— Start LISTED ENTRIES —

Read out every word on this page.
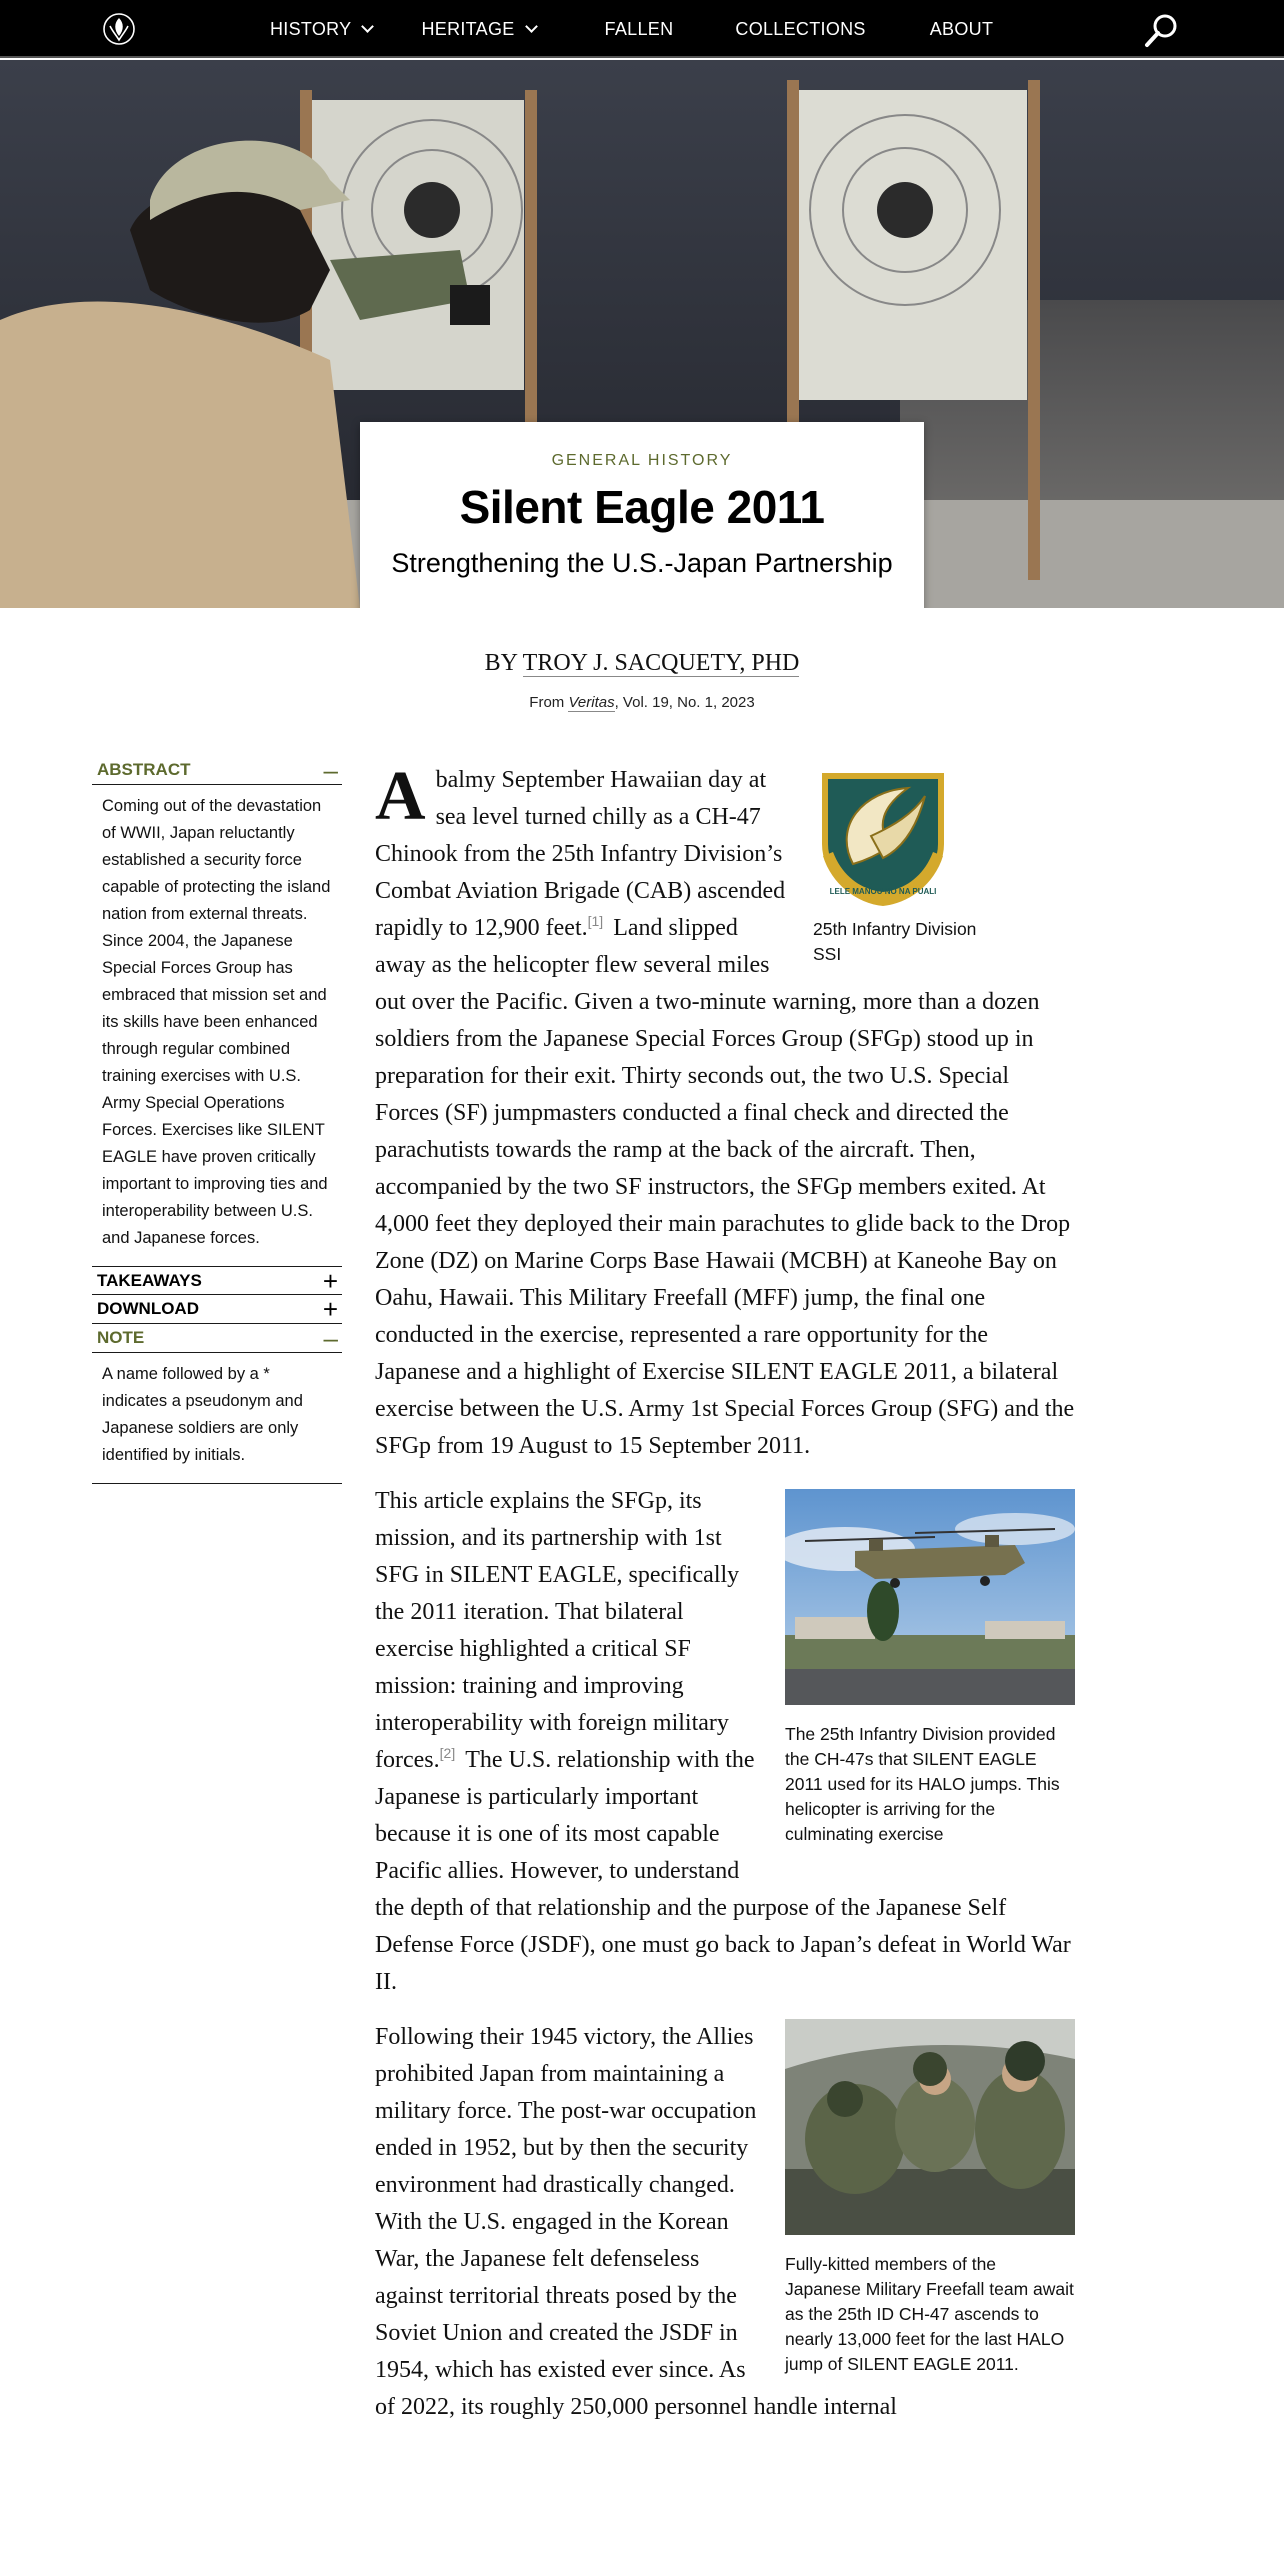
HISTORY	HERITAGE	FALLEN	COLLECTIONS	ABOUT
GENERAL HISTORY
Silent Eagle 2011
Strengthening the U.S.-Japan Partnership
BY TROY J. SACQUETY, PHD
From Veritas, Vol. 19, No. 1, 2023
ABSTRACT	–
Coming out of the devastation of WWII, Japan reluctantly established a security force capable of protecting the island nation from external threats. Since 2004, the Japanese Special Forces Group has embraced that mission set and its skills have been enhanced through regular combined training exercises with U.S. Army Special Operations Forces. Exercises like SILENT EAGLE have proven critically important to improving ties and interoperability between U.S. and Japanese forces.
TAKEAWAYS	+
DOWNLOAD	+
NOTE	–
A name followed by a * indicates a pseudonym and Japanese soldiers are only identified by initials.
LELE MANOU NO NA PUALI
25th Infantry Division SSI

A balmy September Hawaiian day at sea level turned chilly as a CH-47 Chinook from the 25th Infantry Division’s Combat Aviation Brigade (CAB) ascended rapidly to 12,900 feet.[1] Land slipped away as the helicopter flew several miles out over the Pacific. Given a two-minute warning, more than a dozen soldiers from the Japanese Special Forces Group (SFGp) stood up in preparation for their exit. Thirty seconds out, the two U.S. Special Forces (SF) jumpmasters conducted a final check and directed the parachutists towards the ramp at the back of the aircraft. Then, accompanied by the two SF instructors, the SFGp members exited. At 4,000 feet they deployed their main parachutes to glide back to the Drop Zone (DZ) on Marine Corps Base Hawaii (MCBH) at Kaneohe Bay on Oahu, Hawaii. This Military Freefall (MFF) jump, the final one conducted in the exercise, represented a rare opportunity for the Japanese and a highlight of Exercise SILENT EAGLE 2011, a bilateral exercise between the U.S. Army 1st Special Forces Group (SFG) and the SFGp from 19 August to 15 September 2011.

The 25th Infantry Division provided the CH-47s that SILENT EAGLE 2011 used for its HALO jumps. This helicopter is arriving for the culminating exercise

This article explains the SFGp, its mission, and its partnership with 1st SFG in SILENT EAGLE, specifically the 2011 iteration. That bilateral exercise highlighted a critical SF mission: training and improving interoperability with foreign military forces.[2] The U.S. relationship with the Japanese is particularly important because it is one of its most capable Pacific allies. However, to understand the depth of that relationship and the purpose of the Japanese Self Defense Force (JSDF), one must go back to Japan’s defeat in World War II.

Fully-kitted members of the Japanese Military Freefall team await as the 25th ID CH-47 ascends to nearly 13,000 feet for the last HALO jump of SILENT EAGLE 2011.

Following their 1945 victory, the Allies prohibited Japan from maintaining a military force. The post-war occupation ended in 1952, but by then the security environment had drastically changed. With the U.S. engaged in the Korean War, the Japanese felt defenseless against territorial threats posed by the Soviet Union and created the JSDF in 1954, which has existed ever since. As of 2022, its roughly 250,000 personnel handle internal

— End LISTED ENTRIES —

• [EXERCISE INSTRUCTIONS] Select all lines in the listing that include the word "HALO".

• [EXPECTED ANSWER]
The 25th Infantry Division provided the CH-47s that SILENT EAGLE 2011 used for its HALO jumps. This helicopter is arriving for the culminating exercise
Fully-kitted members of the Japanese Military Freefall team await as the 25th ID CH-47 ascends to nearly 13,000 feet for the last HALO jump of SILENT EAGLE 2011.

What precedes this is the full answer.